Direction: Examine the material below. Gather every line in which the string "essere" appears.

::::::

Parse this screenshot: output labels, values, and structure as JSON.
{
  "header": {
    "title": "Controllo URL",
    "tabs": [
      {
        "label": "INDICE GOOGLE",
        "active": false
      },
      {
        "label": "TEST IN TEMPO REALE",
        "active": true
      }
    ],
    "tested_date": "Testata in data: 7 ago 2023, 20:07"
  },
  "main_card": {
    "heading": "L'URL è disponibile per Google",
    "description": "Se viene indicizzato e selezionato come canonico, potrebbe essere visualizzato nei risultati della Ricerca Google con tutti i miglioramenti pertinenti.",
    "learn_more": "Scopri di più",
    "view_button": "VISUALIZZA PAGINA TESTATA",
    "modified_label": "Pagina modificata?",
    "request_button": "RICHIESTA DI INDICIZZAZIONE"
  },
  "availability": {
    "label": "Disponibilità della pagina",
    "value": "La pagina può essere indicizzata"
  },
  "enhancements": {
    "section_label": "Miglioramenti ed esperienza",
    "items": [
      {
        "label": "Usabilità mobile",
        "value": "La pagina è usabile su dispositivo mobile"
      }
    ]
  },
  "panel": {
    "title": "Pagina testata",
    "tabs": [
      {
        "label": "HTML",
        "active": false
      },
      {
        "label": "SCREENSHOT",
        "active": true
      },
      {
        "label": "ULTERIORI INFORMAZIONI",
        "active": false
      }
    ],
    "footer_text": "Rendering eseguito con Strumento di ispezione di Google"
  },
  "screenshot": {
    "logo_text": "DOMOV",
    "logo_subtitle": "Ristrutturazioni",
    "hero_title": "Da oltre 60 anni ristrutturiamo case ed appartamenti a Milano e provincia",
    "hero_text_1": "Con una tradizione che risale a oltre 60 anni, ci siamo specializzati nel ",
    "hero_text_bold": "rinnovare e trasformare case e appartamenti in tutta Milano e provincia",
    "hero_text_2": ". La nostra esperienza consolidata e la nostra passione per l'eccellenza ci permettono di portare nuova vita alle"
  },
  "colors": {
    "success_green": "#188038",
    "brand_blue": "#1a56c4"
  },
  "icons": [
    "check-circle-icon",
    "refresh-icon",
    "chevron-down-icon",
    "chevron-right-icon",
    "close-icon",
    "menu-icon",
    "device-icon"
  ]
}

::::::

Full response:
    "description": "Se viene indicizzato e selezionato come canonico, potrebbe essere visualizzato nei risultati della Ricerca Google con tutti i miglioramenti pertinenti.",
    "value": "La pagina può essere indicizzata"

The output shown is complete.